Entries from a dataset
***
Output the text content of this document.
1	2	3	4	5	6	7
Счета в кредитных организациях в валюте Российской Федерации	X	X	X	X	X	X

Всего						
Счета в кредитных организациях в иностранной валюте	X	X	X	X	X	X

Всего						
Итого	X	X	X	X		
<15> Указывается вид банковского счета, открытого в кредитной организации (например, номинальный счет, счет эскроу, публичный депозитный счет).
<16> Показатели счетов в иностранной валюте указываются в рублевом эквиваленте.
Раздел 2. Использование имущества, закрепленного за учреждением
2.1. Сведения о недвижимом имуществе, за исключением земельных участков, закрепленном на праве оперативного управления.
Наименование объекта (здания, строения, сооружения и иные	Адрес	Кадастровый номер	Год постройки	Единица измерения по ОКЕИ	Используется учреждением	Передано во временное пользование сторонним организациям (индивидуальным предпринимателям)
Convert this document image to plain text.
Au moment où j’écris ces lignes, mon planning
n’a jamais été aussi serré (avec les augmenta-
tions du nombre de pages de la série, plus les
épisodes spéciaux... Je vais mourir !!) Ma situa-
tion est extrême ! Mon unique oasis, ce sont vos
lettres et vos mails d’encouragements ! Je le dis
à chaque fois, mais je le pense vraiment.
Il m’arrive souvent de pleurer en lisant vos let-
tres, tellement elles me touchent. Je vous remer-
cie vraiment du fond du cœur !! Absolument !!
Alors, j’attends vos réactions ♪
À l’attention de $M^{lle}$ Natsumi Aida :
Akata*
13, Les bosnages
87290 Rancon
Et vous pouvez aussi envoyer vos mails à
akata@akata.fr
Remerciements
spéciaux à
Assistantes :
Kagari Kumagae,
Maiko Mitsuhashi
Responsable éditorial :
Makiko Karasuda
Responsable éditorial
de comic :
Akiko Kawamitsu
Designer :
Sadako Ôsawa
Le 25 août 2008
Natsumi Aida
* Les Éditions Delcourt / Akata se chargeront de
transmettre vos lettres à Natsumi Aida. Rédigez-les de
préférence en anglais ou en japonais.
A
***
Report the number of lines above that contain the word "text", and only that number.

2